- [Data supplied]:
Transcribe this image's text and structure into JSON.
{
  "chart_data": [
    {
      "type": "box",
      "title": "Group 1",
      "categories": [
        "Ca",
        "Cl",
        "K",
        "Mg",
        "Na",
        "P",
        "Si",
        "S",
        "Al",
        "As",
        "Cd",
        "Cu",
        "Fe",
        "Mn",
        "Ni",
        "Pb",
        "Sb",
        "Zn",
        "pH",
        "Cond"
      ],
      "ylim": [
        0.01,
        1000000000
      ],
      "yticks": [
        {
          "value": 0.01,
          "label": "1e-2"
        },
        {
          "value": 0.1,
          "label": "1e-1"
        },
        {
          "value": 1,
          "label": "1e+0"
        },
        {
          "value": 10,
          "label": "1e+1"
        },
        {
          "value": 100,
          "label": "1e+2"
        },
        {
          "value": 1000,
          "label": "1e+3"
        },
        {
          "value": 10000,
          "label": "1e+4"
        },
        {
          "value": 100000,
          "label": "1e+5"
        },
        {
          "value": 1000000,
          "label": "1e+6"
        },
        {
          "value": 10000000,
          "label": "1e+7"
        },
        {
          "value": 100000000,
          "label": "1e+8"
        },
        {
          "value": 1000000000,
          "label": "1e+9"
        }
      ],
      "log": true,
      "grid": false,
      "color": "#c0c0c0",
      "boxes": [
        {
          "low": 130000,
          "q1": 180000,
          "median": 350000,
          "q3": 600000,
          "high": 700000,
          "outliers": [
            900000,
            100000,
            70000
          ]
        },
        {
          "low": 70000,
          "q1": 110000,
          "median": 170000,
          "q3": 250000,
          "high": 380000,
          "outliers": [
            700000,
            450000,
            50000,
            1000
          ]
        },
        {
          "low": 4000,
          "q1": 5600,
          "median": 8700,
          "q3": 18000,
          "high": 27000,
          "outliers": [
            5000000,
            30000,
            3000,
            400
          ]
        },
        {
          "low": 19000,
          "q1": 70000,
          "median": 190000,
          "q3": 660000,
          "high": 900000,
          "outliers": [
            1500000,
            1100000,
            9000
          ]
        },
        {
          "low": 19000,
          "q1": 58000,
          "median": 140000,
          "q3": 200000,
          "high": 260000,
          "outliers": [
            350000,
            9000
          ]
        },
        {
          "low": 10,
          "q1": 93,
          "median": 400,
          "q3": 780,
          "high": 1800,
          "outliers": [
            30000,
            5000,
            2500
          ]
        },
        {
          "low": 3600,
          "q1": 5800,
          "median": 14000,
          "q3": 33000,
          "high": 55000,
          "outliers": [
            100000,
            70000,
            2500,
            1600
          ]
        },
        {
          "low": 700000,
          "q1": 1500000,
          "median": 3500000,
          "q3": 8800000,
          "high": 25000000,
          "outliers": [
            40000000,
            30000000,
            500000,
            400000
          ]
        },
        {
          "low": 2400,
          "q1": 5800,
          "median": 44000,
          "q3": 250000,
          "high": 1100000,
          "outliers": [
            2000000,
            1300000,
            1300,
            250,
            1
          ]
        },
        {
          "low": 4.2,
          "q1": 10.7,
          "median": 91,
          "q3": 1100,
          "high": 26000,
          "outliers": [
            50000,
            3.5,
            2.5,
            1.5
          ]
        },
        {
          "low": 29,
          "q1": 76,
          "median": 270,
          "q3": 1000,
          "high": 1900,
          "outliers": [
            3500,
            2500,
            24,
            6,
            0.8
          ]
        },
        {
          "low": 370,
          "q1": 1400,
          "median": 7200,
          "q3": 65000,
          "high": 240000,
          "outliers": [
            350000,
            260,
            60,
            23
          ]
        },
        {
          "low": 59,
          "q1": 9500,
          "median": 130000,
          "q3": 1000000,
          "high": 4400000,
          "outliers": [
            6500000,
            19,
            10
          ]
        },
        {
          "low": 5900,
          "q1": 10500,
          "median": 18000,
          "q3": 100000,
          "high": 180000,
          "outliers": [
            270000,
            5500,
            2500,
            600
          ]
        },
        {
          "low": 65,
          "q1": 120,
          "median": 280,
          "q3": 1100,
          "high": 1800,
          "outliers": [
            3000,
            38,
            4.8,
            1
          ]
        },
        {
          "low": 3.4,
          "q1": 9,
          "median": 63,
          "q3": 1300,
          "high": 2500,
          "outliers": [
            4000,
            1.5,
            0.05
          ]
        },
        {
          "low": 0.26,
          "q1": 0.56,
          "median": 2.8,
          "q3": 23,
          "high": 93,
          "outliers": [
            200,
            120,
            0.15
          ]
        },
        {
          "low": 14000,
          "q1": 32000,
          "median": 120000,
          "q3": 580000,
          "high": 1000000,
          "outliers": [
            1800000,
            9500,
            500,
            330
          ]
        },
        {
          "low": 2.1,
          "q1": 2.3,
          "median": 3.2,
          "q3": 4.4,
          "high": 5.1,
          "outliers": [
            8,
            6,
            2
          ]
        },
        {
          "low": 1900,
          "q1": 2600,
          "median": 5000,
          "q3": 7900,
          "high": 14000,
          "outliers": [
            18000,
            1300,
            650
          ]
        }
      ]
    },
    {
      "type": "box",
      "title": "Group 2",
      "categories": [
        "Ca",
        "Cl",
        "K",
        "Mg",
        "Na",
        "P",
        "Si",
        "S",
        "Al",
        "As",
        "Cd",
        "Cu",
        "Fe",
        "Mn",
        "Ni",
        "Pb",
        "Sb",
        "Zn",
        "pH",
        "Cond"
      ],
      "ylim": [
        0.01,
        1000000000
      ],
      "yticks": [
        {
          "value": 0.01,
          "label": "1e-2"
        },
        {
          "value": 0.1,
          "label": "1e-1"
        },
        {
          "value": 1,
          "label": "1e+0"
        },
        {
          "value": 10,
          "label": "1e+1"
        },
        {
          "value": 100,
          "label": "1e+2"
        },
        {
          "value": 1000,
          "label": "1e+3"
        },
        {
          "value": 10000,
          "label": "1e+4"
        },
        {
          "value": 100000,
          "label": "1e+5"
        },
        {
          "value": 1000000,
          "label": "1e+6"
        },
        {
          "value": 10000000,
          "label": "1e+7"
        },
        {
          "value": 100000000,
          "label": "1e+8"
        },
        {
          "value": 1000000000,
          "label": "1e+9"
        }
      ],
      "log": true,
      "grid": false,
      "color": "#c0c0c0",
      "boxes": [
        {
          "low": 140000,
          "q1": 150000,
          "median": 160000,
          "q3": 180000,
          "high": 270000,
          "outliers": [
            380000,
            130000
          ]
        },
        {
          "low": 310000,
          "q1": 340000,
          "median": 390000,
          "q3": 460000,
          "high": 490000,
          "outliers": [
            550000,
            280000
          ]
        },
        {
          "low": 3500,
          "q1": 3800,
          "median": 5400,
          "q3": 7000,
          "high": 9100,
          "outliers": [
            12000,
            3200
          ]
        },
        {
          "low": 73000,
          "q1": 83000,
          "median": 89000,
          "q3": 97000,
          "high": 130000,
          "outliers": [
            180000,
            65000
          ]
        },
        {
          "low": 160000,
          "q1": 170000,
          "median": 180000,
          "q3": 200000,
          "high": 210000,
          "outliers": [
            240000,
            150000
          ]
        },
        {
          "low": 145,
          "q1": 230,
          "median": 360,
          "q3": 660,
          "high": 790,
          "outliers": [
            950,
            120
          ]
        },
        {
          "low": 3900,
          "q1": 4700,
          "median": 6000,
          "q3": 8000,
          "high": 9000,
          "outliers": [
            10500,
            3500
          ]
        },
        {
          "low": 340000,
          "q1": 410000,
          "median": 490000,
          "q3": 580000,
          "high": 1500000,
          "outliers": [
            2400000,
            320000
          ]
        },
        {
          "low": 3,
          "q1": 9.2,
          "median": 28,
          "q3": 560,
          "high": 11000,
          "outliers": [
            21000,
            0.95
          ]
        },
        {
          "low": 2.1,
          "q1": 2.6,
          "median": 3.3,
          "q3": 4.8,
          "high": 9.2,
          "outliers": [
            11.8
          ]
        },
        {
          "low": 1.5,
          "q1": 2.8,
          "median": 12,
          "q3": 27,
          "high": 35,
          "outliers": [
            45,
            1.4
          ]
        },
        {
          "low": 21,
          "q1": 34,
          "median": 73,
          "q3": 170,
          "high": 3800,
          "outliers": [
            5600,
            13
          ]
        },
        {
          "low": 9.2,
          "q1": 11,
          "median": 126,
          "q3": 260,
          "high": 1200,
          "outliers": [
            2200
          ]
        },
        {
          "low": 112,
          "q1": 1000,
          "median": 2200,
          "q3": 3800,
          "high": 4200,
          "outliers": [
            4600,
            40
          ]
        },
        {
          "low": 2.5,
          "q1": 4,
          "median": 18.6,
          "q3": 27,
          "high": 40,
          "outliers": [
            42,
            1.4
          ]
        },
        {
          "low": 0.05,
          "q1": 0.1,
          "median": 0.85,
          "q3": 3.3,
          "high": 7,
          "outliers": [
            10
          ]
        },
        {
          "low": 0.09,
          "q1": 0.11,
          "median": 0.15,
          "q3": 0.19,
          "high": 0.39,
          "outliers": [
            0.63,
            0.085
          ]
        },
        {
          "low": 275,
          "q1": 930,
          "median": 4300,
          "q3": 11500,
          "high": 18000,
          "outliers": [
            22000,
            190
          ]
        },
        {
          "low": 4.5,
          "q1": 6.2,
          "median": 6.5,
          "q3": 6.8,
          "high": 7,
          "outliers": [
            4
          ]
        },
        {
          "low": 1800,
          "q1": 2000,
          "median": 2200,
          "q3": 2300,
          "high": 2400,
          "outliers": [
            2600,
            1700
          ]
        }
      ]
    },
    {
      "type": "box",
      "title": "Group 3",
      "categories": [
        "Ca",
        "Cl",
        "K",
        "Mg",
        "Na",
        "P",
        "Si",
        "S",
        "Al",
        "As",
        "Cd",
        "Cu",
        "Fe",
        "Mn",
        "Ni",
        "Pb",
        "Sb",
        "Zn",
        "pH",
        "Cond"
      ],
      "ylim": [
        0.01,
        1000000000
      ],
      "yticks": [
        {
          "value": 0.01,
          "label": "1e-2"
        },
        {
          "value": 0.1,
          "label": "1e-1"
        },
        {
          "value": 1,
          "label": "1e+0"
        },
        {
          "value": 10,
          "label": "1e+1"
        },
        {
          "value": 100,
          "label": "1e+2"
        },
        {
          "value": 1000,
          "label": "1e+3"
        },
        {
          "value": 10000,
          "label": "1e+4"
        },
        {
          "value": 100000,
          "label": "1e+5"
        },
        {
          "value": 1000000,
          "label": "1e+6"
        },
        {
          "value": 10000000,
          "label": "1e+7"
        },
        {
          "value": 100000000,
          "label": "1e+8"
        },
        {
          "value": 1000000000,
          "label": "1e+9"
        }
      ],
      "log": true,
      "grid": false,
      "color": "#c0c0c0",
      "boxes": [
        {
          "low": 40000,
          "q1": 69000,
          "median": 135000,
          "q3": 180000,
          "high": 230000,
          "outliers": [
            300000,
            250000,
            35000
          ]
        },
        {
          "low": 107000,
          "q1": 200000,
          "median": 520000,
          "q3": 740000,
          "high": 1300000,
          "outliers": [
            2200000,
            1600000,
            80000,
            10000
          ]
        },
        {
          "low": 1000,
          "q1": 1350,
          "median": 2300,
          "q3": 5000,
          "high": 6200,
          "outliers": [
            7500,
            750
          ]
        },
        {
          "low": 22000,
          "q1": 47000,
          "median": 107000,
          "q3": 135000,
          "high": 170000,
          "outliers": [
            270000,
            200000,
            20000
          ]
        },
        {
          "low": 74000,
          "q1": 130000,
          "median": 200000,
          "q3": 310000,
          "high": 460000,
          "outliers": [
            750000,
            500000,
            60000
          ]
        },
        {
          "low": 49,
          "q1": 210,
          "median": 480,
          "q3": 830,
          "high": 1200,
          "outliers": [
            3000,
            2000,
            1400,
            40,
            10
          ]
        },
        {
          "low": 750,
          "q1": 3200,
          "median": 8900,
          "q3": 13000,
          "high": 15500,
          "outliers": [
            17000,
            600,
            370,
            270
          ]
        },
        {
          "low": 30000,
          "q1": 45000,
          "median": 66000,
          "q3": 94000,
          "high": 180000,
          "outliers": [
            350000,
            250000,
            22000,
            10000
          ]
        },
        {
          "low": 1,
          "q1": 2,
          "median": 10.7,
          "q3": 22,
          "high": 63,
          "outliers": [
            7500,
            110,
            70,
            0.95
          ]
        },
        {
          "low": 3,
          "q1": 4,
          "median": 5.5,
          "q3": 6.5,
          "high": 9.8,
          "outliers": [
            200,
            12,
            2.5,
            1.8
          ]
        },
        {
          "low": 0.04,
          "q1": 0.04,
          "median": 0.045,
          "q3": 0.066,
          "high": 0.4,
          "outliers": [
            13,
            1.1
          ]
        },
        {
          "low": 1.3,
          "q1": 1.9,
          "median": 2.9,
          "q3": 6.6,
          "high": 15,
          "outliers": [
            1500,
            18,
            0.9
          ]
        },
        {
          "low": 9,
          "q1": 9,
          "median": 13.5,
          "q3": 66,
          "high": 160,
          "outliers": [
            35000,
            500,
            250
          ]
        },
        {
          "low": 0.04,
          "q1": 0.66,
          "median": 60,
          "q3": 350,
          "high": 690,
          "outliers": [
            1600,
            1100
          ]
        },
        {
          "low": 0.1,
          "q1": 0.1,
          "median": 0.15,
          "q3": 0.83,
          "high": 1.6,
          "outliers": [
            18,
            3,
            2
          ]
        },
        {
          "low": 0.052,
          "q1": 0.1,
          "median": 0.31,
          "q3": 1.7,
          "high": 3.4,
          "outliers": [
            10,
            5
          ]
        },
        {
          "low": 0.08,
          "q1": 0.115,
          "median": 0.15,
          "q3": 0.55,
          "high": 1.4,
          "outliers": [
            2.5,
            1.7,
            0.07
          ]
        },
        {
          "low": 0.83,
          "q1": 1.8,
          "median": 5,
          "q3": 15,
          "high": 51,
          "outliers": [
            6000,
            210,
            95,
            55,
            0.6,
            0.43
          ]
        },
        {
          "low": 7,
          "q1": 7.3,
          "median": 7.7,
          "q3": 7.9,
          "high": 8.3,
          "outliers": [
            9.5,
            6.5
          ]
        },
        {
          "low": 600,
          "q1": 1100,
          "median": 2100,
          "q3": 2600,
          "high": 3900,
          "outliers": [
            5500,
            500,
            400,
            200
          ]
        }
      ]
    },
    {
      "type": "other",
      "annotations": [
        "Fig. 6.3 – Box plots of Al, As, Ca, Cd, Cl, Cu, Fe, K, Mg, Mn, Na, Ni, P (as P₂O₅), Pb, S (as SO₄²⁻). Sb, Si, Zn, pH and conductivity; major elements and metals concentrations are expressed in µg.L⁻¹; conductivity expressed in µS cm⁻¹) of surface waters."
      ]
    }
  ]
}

- [Objective]: Report only the number of lines that hold the string "title" in this listing.

- [Full solution]: 3